**Given records**

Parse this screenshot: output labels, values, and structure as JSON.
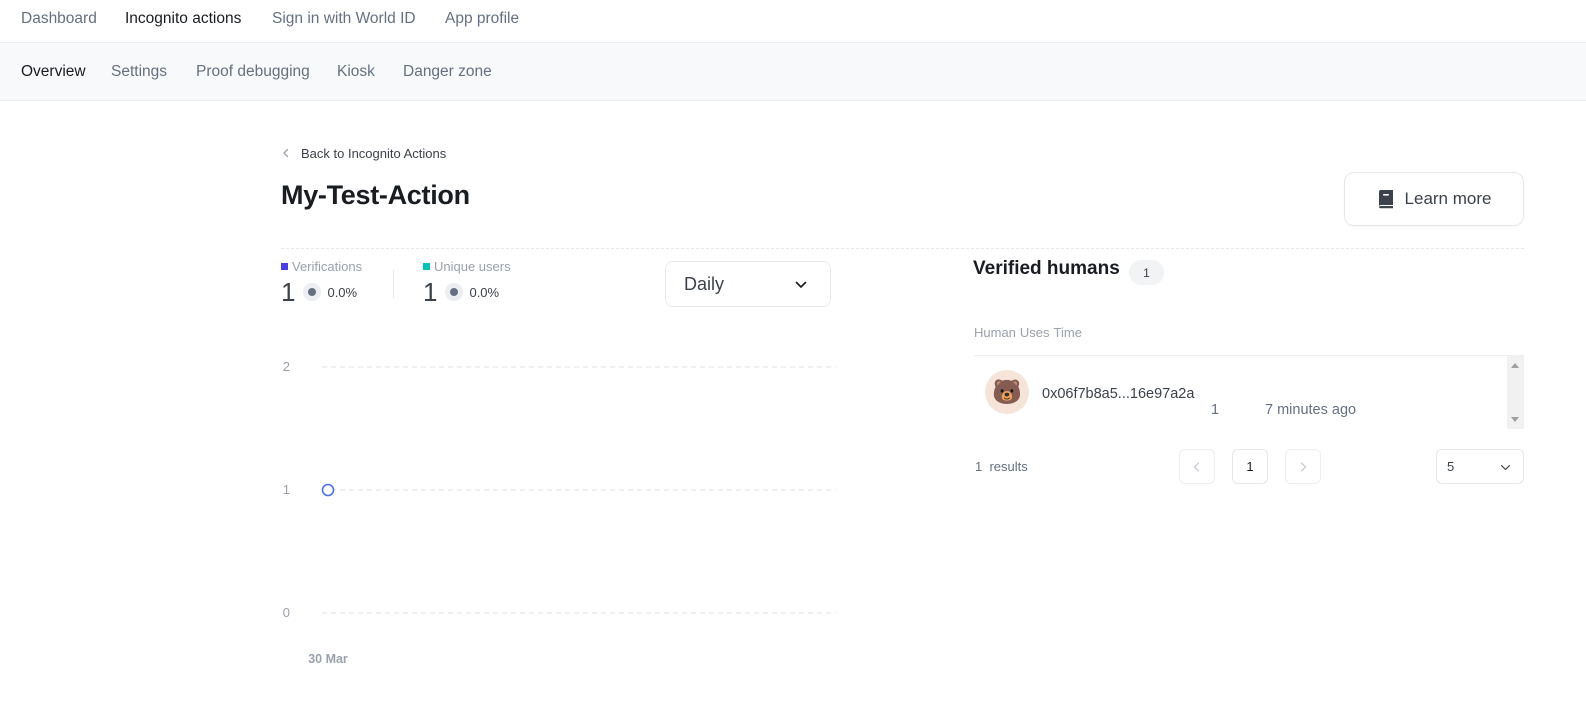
{
  "top_nav": {
    "items": [
      {
        "label": "Dashboard",
        "active": false
      },
      {
        "label": "Incognito actions",
        "active": true
      },
      {
        "label": "Sign in with World ID",
        "active": false
      },
      {
        "label": "App profile",
        "active": false
      }
    ]
  },
  "sub_nav": {
    "items": [
      {
        "label": "Overview",
        "active": true
      },
      {
        "label": "Settings",
        "active": false
      },
      {
        "label": "Proof debugging",
        "active": false
      },
      {
        "label": "Kiosk",
        "active": false
      },
      {
        "label": "Danger zone",
        "active": false
      }
    ]
  },
  "back_link": {
    "label": "Back to Incognito Actions",
    "icon": "chevron-left-icon"
  },
  "page_title": "My-Test-Action",
  "learn_more": {
    "label": "Learn more",
    "icon": "book-icon"
  },
  "stats": {
    "verifications": {
      "label": "Verifications",
      "value": "1",
      "change": "0.0%",
      "color": "#4940e0"
    },
    "unique_users": {
      "label": "Unique users",
      "value": "1",
      "change": "0.0%",
      "color": "#00c3b6"
    }
  },
  "period_select": {
    "value": "Daily"
  },
  "chart_data": {
    "type": "line",
    "x": [
      "30 Mar"
    ],
    "series": [
      {
        "name": "Verifications",
        "values": [
          1
        ],
        "color": "#4940e0"
      }
    ],
    "y_ticks": [
      "2",
      "1",
      "0"
    ],
    "ylim": [
      0,
      2
    ],
    "grid": true
  },
  "verified_humans": {
    "title": "Verified humans",
    "count": "1",
    "columns": [
      "Human",
      "Uses",
      "Time"
    ],
    "rows": [
      {
        "avatar": "🐻",
        "human": "0x06f7b8a5...16e97a2a",
        "uses": "1",
        "time": "7 minutes ago"
      }
    ]
  },
  "pagination": {
    "results_count": "1",
    "results_label": "results",
    "current_page": "1",
    "per_page": "5"
  },
  "colors": {
    "accent": "#4940e0",
    "teal": "#00c3b6",
    "text_dark": "#191c20",
    "text_muted": "#657080"
  }
}
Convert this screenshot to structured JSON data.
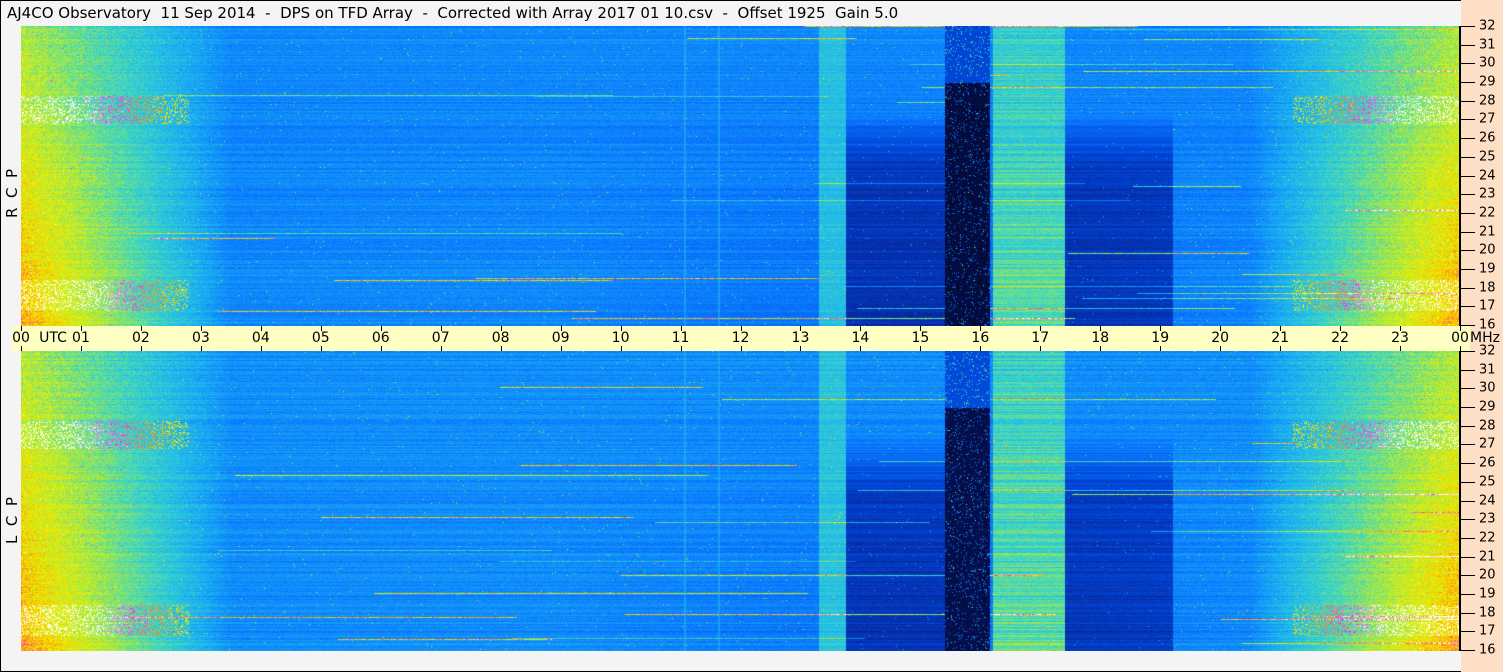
{
  "title": "AJ4CO Observatory  11 Sep 2014  -  DPS on TFD Array  -  Corrected with Array 2017 01 10.csv  -  Offset 1925  Gain 5.0",
  "chart_data": {
    "type": "heatmap",
    "title": "AJ4CO Observatory  11 Sep 2014  -  DPS on TFD Array  -  Corrected with Array 2017 01 10.csv  -  Offset 1925  Gain 5.0",
    "xlabel": "UTC",
    "ylabel": "MHz",
    "xlim": [
      0,
      24
    ],
    "ylim": [
      16,
      32
    ],
    "x_tick_labels": [
      "00",
      "01",
      "02",
      "03",
      "04",
      "05",
      "06",
      "07",
      "08",
      "09",
      "10",
      "11",
      "12",
      "13",
      "14",
      "15",
      "16",
      "17",
      "18",
      "19",
      "20",
      "21",
      "22",
      "23",
      "00"
    ],
    "y_tick_labels": [
      "32",
      "31",
      "30",
      "29",
      "28",
      "27",
      "26",
      "25",
      "24",
      "23",
      "22",
      "21",
      "20",
      "19",
      "18",
      "17",
      "16"
    ],
    "panels": [
      {
        "name": "RCP",
        "label": "R  C  P"
      },
      {
        "name": "LCP",
        "label": "L  C  P"
      }
    ],
    "features": {
      "black_band_utc": [
        15.4,
        16.15
      ],
      "bright_band_utc": [
        16.2,
        17.4
      ],
      "cyan_band_utc": [
        13.3,
        13.75
      ],
      "dark_region_utc": [
        [
          13.75,
          15.4
        ],
        [
          17.4,
          19.2
        ]
      ],
      "daytime_edges_utc": [
        [
          0,
          3.5
        ],
        [
          20.5,
          24
        ]
      ]
    },
    "colormap": [
      "#000010",
      "#0a1f8a",
      "#0046d8",
      "#0a78ff",
      "#1cb4f0",
      "#40d8c0",
      "#a8e840",
      "#f0f000",
      "#ffa000",
      "#ff20ff",
      "#ffffff"
    ]
  }
}
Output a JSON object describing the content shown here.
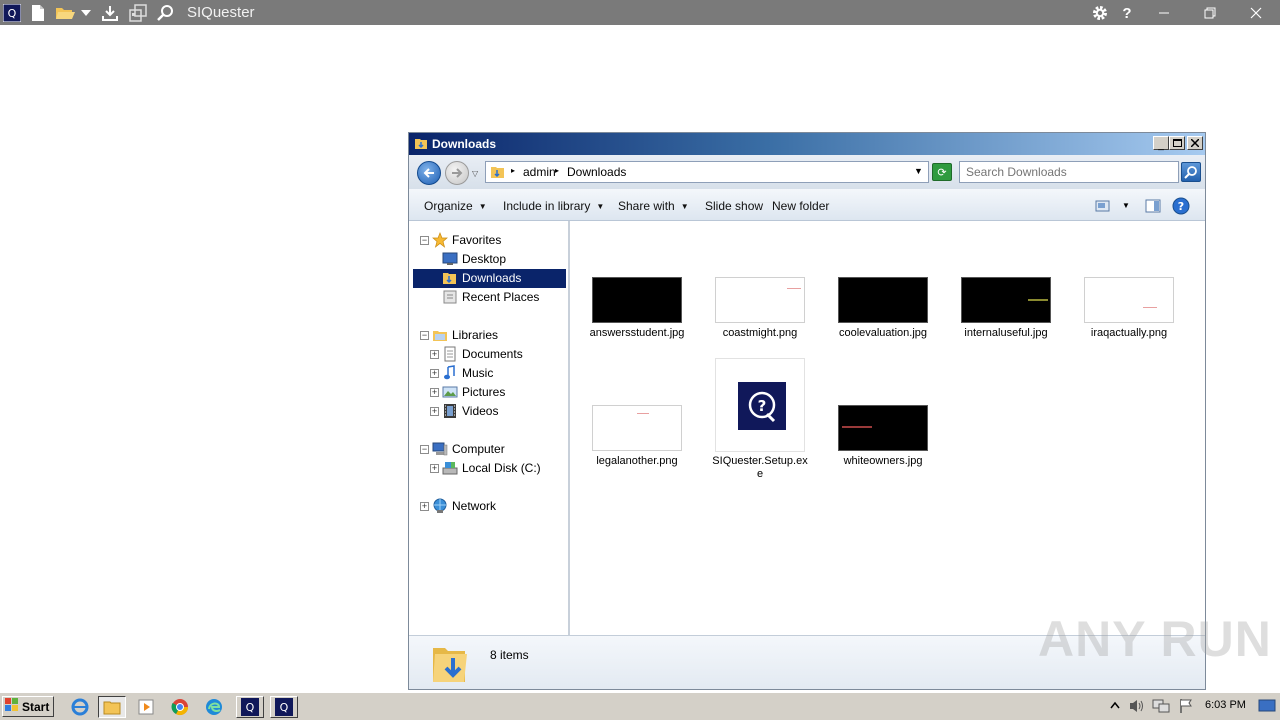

**What is being asked**
Among the lines of the data, identify those with the word "name". Copy each of them.

**Correct answer**
        "name": "Verifications",
        "name": "RCP",
        "name": "LCP",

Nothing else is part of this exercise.